DIRECTIONS FOR THIS TASK: Write out again, word for word, the part of the records from their very start through the line containing "nav-item-home[interactable]: HOME bbox=[887, 24, 979, 48]", including that line.

Box coordinate listings:
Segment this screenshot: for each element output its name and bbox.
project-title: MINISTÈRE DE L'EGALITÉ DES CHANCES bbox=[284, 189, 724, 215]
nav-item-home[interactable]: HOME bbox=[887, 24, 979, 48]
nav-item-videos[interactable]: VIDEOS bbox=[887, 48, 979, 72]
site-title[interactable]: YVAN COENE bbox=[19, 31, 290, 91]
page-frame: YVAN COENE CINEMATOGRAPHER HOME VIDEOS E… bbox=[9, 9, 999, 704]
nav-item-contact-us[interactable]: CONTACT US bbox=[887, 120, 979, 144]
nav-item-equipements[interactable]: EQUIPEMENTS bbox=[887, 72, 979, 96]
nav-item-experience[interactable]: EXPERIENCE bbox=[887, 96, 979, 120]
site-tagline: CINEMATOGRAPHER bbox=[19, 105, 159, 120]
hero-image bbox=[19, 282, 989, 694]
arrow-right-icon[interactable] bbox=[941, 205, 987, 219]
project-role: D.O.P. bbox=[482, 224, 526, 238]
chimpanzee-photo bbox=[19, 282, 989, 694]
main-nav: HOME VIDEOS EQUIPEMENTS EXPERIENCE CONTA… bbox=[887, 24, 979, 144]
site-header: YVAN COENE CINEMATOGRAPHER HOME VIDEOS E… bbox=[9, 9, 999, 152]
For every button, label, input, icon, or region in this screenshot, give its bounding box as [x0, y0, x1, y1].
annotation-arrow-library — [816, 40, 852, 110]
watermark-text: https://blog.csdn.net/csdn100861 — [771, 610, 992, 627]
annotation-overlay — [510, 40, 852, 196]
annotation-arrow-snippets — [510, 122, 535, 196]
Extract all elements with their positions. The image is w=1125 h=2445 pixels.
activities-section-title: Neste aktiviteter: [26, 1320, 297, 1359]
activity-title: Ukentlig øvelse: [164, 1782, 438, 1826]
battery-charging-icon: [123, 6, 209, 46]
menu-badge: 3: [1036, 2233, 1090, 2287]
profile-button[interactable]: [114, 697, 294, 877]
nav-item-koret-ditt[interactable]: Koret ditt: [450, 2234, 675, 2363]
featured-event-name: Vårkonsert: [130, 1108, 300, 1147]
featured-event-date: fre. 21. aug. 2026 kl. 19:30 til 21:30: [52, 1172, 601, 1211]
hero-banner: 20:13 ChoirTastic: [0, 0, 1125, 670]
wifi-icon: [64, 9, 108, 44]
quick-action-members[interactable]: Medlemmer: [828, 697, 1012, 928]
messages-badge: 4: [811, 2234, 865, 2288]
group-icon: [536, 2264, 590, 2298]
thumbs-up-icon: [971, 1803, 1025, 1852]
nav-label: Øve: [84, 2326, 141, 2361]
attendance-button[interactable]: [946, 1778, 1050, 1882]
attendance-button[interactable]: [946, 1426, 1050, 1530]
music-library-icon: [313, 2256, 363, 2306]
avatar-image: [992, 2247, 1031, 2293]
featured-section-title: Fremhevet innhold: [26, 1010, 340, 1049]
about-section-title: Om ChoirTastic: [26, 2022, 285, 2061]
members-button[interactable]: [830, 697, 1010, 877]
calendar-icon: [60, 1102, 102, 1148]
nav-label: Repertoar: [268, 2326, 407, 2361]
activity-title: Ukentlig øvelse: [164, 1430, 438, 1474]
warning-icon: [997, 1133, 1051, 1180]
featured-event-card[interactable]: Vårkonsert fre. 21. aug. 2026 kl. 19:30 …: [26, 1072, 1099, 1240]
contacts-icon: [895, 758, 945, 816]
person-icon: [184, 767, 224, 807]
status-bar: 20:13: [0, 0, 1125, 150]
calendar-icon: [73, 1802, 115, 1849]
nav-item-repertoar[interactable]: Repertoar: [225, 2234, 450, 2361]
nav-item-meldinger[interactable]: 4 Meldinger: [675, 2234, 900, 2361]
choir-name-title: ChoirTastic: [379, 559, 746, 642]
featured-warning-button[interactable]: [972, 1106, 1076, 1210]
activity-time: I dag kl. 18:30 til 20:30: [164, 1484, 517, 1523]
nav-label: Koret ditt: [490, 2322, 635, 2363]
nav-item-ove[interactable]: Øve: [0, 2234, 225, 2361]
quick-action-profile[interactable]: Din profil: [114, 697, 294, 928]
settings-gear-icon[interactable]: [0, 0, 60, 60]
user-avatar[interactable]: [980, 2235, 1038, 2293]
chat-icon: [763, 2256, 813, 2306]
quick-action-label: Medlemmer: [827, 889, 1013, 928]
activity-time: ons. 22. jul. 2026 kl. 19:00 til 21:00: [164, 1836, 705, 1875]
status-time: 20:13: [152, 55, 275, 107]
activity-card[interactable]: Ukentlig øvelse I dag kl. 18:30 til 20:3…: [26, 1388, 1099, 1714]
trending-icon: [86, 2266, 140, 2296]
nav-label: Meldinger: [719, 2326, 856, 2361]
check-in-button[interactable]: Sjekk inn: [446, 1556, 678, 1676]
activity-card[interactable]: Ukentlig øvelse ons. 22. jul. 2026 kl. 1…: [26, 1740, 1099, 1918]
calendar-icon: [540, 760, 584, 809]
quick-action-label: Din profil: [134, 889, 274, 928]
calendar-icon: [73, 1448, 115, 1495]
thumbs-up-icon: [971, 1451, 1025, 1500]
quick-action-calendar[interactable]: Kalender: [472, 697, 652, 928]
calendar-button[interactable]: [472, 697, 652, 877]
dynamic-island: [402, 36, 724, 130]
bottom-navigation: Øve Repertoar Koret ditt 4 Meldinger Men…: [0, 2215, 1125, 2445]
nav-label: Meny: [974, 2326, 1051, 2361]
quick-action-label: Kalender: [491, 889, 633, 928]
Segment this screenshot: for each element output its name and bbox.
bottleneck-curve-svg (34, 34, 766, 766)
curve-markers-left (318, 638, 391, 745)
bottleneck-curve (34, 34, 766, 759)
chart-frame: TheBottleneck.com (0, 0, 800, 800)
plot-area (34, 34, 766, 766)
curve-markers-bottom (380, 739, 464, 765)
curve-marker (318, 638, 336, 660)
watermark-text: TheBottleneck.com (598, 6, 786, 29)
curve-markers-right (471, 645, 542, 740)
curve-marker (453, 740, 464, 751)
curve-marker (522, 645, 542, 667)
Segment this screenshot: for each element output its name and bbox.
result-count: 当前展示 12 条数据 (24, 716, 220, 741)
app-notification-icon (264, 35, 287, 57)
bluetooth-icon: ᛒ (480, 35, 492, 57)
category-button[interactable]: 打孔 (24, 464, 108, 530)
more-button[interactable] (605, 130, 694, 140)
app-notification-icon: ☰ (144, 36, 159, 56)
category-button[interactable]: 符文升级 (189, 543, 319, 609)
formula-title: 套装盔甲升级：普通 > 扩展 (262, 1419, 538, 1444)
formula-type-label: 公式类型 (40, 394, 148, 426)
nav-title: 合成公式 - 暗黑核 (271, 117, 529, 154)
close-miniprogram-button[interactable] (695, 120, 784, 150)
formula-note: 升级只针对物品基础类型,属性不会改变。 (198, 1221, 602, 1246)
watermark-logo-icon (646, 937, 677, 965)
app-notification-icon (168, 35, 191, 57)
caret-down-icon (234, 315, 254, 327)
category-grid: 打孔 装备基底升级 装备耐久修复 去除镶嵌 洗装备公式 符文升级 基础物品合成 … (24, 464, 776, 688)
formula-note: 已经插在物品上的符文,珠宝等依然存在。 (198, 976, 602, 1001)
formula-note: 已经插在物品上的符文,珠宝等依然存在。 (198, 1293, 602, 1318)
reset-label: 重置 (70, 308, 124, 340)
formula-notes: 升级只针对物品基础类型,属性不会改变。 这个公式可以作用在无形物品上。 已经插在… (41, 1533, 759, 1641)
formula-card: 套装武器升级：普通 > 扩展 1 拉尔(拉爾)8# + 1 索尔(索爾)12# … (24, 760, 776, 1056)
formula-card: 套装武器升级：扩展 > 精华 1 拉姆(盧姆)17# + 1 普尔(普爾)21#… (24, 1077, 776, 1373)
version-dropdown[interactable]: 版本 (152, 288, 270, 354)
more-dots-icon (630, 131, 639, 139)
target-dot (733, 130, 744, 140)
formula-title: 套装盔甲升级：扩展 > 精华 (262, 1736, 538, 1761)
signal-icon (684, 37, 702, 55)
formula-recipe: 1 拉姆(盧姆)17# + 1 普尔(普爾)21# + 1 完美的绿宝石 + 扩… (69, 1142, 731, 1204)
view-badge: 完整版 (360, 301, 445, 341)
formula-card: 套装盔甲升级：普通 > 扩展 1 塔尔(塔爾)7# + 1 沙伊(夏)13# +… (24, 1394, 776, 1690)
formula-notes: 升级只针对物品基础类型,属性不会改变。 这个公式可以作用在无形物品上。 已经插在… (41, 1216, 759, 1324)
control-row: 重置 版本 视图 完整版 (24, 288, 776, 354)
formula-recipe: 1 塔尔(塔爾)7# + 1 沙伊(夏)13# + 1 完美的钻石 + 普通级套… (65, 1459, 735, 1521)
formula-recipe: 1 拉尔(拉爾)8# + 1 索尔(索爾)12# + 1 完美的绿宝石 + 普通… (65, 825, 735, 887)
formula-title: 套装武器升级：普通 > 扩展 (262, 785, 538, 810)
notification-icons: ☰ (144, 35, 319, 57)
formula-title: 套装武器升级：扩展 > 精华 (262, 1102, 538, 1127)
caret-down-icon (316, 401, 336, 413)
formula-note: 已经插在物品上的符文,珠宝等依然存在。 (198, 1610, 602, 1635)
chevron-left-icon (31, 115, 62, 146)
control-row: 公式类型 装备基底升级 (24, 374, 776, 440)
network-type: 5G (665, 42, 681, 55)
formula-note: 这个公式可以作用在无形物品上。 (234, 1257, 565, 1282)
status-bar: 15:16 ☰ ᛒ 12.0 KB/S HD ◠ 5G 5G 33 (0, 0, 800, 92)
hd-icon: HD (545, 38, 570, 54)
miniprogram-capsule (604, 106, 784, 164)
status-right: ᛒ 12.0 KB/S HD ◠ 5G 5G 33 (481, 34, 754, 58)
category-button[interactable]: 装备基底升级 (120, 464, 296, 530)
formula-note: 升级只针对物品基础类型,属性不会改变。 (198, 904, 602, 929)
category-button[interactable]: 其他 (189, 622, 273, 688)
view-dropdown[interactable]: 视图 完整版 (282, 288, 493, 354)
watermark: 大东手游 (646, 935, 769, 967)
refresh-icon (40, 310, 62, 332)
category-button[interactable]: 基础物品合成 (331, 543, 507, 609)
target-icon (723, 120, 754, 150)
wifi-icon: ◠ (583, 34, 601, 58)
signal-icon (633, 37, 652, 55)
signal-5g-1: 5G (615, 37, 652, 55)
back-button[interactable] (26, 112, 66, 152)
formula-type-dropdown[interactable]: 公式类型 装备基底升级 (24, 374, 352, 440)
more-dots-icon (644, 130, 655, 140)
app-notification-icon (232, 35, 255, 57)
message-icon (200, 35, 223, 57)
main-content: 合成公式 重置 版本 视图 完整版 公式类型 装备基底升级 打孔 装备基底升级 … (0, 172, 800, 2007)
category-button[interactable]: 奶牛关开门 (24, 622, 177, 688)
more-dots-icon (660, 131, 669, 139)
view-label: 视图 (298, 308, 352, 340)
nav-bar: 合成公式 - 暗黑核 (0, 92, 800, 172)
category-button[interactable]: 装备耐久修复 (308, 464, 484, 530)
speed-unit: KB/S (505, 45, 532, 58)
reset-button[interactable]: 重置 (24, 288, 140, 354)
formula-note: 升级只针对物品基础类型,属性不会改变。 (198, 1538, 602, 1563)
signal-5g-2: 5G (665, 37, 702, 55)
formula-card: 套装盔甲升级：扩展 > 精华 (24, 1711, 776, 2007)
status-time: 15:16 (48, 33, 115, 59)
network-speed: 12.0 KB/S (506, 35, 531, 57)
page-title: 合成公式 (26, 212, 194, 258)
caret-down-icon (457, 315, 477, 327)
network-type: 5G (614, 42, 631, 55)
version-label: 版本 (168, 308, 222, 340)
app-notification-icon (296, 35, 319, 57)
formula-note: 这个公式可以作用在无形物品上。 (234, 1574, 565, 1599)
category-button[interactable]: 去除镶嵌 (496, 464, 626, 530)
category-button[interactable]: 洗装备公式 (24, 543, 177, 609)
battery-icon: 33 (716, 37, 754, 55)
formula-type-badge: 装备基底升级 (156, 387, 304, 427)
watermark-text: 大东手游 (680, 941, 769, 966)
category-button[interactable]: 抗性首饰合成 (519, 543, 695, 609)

WRITTEN RESPONSE:
Segment this screenshot: for each element output its name and bbox.
project-title: MINISTÈRE DE L'EGALITÉ DES CHANCES bbox=[284, 189, 724, 215]
nav-item-home[interactable]: HOME bbox=[887, 24, 979, 48]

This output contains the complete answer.